** PROBLEM DESCRIPTION **
Search the records for the word "study" and report each line that has it.
────────
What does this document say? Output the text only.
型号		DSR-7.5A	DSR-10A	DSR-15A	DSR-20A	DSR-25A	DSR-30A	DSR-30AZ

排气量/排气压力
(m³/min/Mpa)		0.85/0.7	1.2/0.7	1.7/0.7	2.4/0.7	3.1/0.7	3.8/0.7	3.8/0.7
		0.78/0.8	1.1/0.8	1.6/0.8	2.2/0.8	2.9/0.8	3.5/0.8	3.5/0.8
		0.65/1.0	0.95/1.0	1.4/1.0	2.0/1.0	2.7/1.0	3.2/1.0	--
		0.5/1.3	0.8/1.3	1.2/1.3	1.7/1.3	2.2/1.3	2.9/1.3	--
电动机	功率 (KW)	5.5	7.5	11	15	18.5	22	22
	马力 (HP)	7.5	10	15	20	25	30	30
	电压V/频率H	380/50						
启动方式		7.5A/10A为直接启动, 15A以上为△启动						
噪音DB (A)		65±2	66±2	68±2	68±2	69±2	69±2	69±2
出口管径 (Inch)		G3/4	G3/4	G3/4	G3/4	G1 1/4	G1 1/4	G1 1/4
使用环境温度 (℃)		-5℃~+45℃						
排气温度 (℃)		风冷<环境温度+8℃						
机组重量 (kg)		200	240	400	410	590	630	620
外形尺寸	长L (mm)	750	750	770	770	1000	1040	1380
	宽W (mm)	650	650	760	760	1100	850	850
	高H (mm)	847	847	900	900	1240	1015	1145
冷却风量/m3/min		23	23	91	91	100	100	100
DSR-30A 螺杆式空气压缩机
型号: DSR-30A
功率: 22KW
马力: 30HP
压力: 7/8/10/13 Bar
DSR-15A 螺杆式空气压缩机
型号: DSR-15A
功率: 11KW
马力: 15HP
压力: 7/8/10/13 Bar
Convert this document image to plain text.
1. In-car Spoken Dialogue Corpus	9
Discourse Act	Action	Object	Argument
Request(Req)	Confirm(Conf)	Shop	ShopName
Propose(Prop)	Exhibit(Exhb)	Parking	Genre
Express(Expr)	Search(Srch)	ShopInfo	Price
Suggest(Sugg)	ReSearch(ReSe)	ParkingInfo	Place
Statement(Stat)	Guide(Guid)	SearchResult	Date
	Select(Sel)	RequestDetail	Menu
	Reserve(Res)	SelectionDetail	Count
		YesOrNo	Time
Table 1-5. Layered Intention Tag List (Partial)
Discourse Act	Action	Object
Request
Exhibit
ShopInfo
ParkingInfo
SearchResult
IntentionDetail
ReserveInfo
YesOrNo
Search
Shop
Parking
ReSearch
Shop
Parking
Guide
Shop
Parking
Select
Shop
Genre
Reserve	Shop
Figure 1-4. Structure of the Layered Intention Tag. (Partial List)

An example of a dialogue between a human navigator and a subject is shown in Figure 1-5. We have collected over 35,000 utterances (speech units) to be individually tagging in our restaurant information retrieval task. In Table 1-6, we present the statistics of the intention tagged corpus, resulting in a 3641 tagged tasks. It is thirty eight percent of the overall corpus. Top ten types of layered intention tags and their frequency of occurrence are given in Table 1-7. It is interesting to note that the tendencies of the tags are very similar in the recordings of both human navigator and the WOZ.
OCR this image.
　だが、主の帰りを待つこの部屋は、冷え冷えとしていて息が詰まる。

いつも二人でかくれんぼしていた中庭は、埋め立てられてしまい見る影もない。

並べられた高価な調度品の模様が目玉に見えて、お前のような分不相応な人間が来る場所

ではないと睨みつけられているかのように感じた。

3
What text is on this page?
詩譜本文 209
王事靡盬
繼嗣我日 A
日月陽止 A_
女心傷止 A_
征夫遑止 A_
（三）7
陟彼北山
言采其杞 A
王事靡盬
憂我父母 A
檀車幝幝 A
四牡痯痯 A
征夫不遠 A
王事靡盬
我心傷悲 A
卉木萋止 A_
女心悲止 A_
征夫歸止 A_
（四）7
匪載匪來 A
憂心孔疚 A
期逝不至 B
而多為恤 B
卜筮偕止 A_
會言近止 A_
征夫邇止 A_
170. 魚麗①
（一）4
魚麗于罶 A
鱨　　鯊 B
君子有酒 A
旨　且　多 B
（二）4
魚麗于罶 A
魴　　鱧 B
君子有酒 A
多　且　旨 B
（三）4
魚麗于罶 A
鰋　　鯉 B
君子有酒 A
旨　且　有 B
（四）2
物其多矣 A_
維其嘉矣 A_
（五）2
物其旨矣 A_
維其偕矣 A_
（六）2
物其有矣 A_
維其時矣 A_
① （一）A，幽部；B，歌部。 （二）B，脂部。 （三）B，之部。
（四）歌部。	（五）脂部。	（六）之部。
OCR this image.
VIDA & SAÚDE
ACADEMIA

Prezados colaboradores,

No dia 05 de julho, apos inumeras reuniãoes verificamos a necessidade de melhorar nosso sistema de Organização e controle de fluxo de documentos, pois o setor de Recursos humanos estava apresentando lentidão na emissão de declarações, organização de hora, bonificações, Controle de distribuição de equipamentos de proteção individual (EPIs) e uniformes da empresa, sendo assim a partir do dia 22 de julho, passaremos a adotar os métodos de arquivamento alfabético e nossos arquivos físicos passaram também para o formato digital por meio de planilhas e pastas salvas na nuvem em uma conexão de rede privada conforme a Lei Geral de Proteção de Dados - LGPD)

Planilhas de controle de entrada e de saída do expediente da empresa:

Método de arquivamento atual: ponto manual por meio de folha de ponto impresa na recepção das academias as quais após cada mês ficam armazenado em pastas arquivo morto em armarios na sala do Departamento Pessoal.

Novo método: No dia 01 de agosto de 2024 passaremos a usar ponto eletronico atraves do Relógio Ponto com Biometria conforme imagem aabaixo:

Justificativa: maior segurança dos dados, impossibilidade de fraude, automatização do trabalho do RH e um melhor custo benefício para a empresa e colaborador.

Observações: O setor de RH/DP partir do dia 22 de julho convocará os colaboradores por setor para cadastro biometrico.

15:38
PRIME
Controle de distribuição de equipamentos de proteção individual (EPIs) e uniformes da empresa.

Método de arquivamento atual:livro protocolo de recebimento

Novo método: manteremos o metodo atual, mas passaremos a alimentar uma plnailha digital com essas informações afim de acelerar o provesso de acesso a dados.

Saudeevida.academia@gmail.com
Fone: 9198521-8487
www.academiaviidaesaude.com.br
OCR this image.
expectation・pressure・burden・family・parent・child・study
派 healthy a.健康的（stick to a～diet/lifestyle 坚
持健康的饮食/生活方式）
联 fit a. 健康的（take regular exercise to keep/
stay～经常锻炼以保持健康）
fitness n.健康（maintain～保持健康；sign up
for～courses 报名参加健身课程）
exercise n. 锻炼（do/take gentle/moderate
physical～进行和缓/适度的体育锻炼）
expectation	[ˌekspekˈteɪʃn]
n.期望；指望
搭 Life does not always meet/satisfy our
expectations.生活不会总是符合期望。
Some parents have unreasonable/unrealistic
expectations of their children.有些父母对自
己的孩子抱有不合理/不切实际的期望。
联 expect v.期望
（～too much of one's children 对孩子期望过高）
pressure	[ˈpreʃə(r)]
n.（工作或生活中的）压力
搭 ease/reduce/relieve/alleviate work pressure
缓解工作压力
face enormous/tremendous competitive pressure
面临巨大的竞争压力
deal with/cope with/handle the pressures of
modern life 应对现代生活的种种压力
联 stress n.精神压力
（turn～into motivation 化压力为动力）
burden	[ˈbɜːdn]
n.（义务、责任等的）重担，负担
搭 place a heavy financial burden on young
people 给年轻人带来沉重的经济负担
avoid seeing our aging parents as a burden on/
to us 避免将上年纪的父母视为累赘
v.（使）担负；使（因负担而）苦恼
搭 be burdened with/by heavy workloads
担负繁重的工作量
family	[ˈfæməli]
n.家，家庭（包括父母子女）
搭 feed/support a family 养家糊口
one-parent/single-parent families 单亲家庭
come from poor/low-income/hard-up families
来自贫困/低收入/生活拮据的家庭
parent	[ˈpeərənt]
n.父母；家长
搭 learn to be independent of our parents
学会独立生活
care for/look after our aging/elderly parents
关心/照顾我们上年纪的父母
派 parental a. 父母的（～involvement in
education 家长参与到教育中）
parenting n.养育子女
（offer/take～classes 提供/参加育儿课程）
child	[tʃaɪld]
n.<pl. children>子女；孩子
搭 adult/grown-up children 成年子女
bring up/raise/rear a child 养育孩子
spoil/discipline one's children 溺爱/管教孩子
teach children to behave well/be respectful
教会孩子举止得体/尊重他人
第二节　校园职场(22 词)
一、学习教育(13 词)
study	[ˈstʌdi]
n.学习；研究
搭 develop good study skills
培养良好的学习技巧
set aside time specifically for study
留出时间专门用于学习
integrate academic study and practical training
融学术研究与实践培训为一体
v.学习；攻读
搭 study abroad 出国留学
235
────────
** RESULT FOR THIS TASK **
expectation・pressure・burden・family・parent・child・study
study	[ˈstʌdi]
搭 develop good study skills
set aside time specifically for study
integrate academic study and practical training
搭 study abroad 出国留学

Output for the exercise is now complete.